Challenge> Copy out all the lines where "Deed" shows up.
##### Supplied data #####
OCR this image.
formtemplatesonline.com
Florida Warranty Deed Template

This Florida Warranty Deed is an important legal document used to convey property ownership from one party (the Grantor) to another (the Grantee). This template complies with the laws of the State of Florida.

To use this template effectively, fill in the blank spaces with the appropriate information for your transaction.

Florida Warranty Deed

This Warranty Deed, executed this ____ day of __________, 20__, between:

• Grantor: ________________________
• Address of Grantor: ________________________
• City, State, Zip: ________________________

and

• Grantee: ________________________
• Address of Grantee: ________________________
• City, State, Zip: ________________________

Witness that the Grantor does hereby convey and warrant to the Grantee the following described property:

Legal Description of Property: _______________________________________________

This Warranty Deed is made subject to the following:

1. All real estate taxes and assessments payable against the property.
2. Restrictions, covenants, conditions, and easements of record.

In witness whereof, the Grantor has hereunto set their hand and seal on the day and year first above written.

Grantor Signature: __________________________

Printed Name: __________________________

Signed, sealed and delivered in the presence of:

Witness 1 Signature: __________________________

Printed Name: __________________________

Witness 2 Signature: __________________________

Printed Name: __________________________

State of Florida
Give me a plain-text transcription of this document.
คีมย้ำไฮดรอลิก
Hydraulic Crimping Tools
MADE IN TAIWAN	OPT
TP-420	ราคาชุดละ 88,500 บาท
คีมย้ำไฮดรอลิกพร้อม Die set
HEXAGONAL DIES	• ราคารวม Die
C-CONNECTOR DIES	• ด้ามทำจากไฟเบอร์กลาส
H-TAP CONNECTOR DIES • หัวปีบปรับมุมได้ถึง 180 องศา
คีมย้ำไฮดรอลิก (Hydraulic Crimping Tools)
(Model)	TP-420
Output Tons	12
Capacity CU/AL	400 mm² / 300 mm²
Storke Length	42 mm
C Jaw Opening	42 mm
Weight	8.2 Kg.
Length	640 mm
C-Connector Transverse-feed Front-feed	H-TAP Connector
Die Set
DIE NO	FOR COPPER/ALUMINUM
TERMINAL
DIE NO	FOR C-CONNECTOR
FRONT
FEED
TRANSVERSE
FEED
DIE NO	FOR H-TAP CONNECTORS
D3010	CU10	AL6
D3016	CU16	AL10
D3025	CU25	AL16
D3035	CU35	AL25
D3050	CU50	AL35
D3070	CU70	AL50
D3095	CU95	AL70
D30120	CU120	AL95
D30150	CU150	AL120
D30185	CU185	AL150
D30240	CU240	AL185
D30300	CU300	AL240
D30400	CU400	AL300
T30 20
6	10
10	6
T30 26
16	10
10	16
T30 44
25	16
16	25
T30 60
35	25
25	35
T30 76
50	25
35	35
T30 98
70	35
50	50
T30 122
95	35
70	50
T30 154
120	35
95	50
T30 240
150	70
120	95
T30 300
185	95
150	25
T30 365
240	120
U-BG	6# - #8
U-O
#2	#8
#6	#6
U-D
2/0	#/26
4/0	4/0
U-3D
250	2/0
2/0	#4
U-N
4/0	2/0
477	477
#####
Finished task>
Florida Warranty Deed Template
This Florida Warranty Deed is an important legal document used to convey property ownership from one party (the Grantor) to another (the Grantee). This template complies with the laws of the State of Florida.
Florida Warranty Deed
This Warranty Deed, executed this ____ day of __________, 20__, between:
This Warranty Deed is made subject to the following:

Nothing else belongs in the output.